start Entries shown

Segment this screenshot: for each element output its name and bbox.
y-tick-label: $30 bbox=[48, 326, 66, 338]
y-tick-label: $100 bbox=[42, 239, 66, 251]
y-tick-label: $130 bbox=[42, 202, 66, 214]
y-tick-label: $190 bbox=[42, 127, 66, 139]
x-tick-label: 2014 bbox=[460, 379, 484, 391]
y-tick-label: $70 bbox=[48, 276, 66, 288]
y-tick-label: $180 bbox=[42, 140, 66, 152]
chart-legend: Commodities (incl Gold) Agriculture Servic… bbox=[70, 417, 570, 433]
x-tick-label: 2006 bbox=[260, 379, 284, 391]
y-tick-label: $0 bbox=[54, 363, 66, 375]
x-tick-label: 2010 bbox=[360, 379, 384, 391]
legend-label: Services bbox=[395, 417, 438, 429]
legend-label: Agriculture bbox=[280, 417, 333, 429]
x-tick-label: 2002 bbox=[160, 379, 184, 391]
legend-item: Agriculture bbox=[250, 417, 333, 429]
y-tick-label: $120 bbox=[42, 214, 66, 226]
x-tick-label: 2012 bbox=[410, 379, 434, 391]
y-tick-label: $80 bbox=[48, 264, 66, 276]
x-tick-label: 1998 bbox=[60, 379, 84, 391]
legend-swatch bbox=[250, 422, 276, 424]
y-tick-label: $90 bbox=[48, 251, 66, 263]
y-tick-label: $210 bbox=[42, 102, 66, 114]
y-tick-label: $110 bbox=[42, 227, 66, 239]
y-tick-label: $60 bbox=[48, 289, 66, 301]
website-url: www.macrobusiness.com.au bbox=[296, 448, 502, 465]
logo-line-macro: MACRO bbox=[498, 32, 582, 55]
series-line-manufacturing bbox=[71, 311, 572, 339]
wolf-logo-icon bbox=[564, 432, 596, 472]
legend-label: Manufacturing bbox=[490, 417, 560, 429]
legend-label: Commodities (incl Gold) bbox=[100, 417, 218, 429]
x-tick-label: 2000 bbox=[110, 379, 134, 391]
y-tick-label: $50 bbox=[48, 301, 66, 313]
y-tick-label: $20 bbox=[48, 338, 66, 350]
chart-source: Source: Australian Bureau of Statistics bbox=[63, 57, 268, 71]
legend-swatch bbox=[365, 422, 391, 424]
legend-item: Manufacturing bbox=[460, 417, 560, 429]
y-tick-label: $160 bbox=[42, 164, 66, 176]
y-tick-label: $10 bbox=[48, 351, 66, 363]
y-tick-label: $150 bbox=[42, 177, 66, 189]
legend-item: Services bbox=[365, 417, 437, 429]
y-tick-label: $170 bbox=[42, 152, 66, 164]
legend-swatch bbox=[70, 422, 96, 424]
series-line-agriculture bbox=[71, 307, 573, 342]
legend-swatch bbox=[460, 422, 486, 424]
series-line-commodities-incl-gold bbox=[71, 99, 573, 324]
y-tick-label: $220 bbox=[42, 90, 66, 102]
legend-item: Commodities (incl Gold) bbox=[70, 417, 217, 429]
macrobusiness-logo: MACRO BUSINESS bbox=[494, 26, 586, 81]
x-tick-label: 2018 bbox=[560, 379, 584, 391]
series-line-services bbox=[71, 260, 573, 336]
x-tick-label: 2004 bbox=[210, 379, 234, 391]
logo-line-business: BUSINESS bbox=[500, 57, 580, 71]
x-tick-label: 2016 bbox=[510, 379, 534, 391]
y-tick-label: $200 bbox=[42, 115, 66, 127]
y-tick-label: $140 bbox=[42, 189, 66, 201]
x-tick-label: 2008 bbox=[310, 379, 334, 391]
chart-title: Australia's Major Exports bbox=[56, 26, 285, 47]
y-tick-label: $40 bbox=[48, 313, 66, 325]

end Entries shown
start Entries shown

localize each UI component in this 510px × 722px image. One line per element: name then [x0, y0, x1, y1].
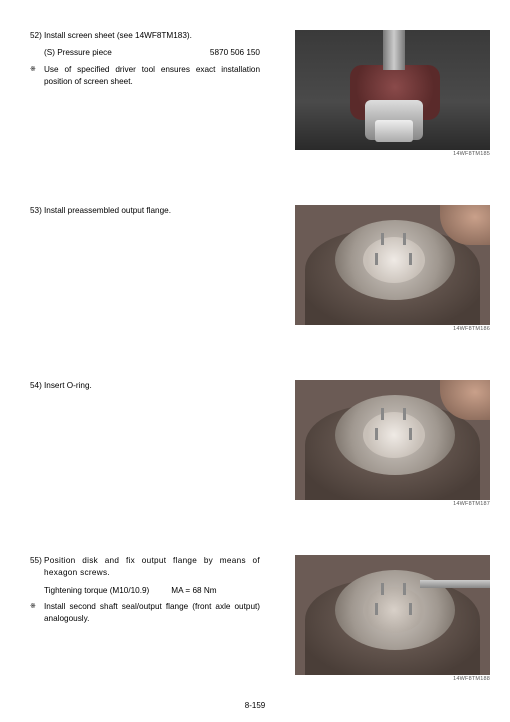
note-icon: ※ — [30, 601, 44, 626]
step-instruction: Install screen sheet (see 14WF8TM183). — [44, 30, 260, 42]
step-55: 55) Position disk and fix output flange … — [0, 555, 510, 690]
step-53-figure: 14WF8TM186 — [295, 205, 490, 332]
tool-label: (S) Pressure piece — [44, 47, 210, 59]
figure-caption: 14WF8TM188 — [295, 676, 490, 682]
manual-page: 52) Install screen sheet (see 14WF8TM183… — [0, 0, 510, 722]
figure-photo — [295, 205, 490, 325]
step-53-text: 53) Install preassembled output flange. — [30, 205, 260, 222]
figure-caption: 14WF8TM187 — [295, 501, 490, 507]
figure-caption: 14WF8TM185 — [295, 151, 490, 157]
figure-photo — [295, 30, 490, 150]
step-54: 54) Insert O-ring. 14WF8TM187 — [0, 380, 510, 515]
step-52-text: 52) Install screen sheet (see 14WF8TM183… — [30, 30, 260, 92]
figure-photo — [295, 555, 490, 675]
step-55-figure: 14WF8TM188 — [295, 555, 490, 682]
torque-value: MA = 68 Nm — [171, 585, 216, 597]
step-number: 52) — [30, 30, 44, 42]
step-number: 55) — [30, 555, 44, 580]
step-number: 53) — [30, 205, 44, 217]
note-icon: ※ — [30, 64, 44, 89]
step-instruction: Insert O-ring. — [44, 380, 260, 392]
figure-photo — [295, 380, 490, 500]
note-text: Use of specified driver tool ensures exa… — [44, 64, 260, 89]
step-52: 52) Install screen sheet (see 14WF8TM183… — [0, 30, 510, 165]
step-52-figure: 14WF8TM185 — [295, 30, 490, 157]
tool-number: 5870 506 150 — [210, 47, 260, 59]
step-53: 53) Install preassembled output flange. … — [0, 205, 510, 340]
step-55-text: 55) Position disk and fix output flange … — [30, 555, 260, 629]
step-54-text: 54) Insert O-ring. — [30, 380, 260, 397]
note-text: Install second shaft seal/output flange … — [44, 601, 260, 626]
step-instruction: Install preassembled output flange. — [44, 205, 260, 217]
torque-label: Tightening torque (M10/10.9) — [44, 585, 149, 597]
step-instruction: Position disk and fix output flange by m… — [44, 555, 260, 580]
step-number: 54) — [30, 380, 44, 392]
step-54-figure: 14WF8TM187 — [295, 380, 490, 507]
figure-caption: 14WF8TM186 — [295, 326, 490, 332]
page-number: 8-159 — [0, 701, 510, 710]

end Entries shown

> [Exercise directions] Extract the data lines from the one containing "Segment this screenshot: for" through the one containing "y-tick-label: $180 bbox=[42, 140, 66, 152]", including both, and repeat them exactly.

> [Reply to the exercise]
Segment this screenshot: for each element output its name and bbox.
y-tick-label: $30 bbox=[48, 326, 66, 338]
y-tick-label: $100 bbox=[42, 239, 66, 251]
y-tick-label: $130 bbox=[42, 202, 66, 214]
y-tick-label: $190 bbox=[42, 127, 66, 139]
x-tick-label: 2014 bbox=[460, 379, 484, 391]
y-tick-label: $70 bbox=[48, 276, 66, 288]
y-tick-label: $180 bbox=[42, 140, 66, 152]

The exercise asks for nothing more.